------ Provided data

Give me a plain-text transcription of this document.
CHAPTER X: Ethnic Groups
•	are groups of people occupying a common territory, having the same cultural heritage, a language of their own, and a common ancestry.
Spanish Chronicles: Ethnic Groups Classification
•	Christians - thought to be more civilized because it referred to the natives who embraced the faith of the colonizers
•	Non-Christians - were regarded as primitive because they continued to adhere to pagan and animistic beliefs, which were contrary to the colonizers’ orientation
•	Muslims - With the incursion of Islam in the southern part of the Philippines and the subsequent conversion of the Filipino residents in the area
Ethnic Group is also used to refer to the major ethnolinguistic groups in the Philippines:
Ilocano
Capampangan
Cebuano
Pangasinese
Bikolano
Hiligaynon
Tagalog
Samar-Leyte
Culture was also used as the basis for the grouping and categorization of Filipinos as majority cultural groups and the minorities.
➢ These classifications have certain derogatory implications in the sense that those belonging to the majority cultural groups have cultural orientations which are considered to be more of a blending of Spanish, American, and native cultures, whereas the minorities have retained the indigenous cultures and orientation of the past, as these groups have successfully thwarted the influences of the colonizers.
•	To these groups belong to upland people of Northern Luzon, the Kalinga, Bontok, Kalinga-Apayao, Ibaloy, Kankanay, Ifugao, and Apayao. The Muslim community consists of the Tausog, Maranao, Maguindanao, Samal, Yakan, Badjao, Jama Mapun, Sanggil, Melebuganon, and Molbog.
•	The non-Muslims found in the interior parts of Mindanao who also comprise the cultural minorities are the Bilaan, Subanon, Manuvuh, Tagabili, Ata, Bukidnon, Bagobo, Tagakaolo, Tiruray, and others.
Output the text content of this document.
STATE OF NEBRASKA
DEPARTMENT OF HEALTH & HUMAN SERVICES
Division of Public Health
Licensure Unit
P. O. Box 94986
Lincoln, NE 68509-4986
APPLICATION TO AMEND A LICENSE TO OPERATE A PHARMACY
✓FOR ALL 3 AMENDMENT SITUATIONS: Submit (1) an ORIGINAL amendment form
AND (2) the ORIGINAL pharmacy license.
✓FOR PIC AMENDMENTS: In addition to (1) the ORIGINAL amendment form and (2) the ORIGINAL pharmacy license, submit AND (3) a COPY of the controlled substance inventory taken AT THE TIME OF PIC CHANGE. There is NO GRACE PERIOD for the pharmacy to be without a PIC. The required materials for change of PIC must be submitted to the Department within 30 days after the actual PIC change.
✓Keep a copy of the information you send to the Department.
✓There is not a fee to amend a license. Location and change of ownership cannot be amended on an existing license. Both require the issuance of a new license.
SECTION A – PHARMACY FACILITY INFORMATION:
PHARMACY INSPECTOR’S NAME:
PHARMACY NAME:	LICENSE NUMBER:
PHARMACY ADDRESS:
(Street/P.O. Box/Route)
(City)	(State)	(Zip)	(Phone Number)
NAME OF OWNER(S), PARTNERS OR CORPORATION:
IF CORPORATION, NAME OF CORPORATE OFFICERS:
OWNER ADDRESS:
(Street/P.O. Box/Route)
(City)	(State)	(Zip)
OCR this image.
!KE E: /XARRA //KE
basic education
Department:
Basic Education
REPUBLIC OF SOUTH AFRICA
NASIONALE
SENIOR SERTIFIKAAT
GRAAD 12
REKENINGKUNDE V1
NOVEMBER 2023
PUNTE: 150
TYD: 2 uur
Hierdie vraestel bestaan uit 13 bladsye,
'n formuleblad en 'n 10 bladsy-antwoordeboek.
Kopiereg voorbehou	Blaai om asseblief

------------

* _To be done_
Gather each line from the listing above that holds "There".

* _Written answer_
✓FOR PIC AMENDMENTS: In addition to (1) the ORIGINAL amendment form and (2) the ORIGINAL pharmacy license, submit AND (3) a COPY of the controlled substance inventory taken AT THE TIME OF PIC CHANGE. There is NO GRACE PERIOD for the pharmacy to be without a PIC. The required materials for change of PIC must be submitted to the Department within 30 days after the actual PIC change.
✓There is not a fee to amend a license. Location and change of ownership cannot be amended on an existing license. Both require the issuance of a new license.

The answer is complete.